Your instructions —
Only the pictures are to be left out; set down the rest of the records exactly.

Data extract —
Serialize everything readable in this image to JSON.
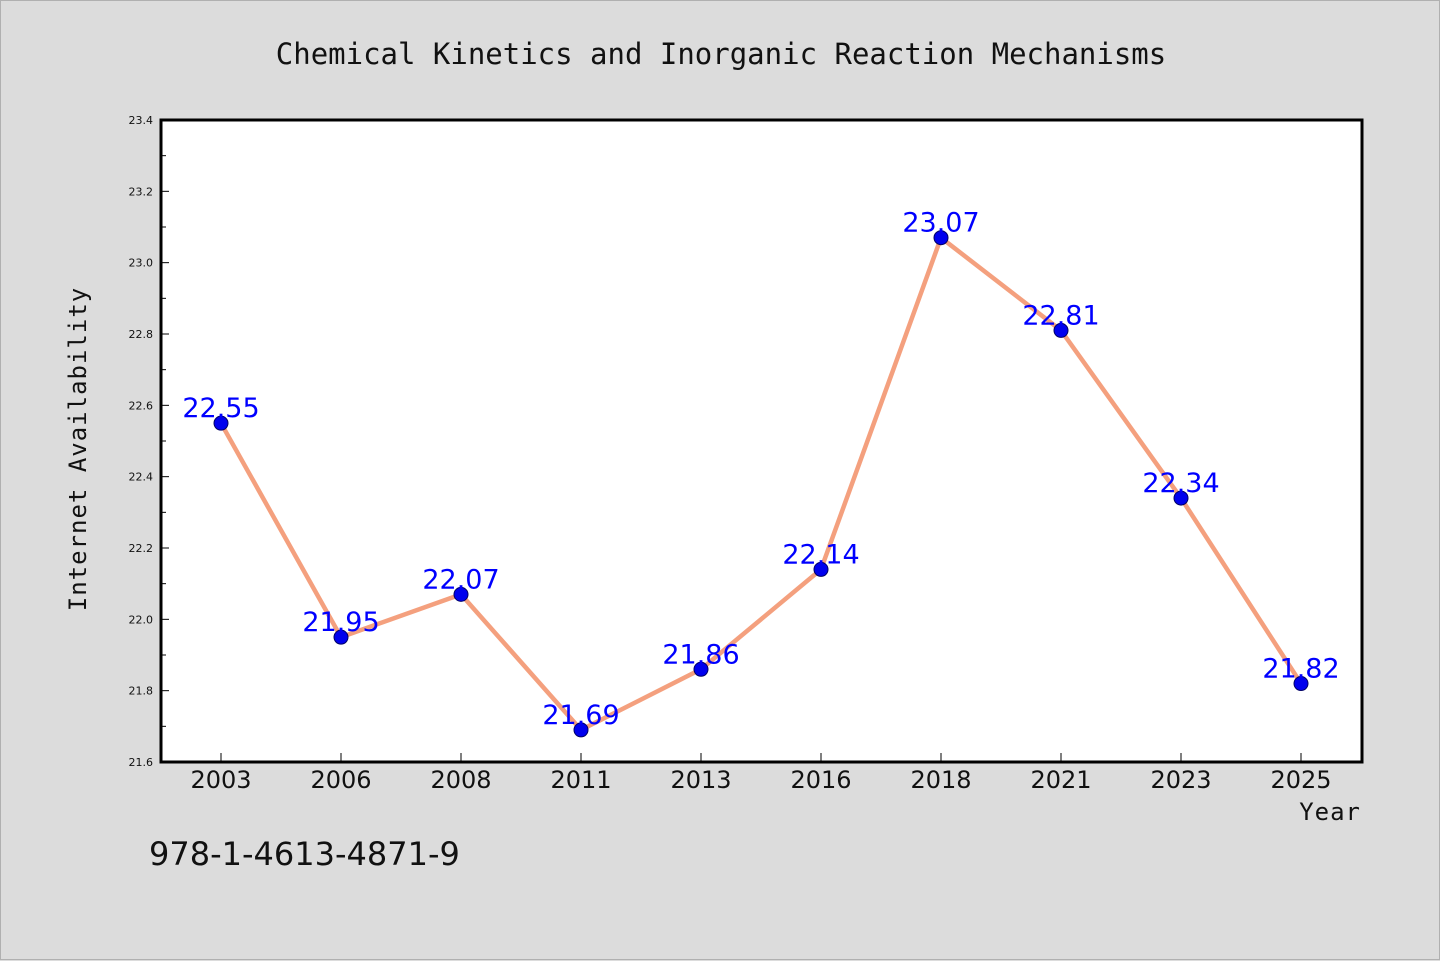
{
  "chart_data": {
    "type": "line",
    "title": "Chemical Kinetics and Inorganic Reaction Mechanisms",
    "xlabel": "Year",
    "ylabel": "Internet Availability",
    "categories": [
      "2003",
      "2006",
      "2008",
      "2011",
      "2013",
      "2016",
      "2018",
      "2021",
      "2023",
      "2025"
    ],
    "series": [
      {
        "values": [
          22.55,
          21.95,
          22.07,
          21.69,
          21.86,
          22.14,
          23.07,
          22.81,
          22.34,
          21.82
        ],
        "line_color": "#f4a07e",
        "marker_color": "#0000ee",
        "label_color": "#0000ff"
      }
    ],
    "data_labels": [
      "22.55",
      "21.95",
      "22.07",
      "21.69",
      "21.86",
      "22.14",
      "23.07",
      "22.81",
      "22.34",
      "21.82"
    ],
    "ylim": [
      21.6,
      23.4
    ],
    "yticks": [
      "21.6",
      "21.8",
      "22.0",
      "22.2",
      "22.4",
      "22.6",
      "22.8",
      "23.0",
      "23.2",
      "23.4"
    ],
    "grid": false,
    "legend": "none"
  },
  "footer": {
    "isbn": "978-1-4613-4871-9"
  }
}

In response —
Serialize everything readable in this image to JSON.
{
  "chart_data": {
    "type": "line",
    "title": "Chemical Kinetics and Inorganic Reaction Mechanisms",
    "xlabel": "Year",
    "ylabel": "Internet Availability",
    "categories": [
      "2003",
      "2006",
      "2008",
      "2011",
      "2013",
      "2016",
      "2018",
      "2021",
      "2023",
      "2025"
    ],
    "series": [
      {
        "values": [
          22.55,
          21.95,
          22.07,
          21.69,
          21.86,
          22.14,
          23.07,
          22.81,
          22.34,
          21.82
        ],
        "line_color": "#f4a07e",
        "marker_color": "#0000ee",
        "label_color": "#0000ff"
      }
    ],
    "data_labels": [
      "22.55",
      "21.95",
      "22.07",
      "21.69",
      "21.86",
      "22.14",
      "23.07",
      "22.81",
      "22.34",
      "21.82"
    ],
    "ylim": [
      21.6,
      23.4
    ],
    "yticks": [
      "21.6",
      "21.8",
      "22.0",
      "22.2",
      "22.4",
      "22.6",
      "22.8",
      "23.0",
      "23.2",
      "23.4"
    ],
    "grid": false,
    "legend": "none"
  },
  "footer": {
    "isbn": "978-1-4613-4871-9"
  }
}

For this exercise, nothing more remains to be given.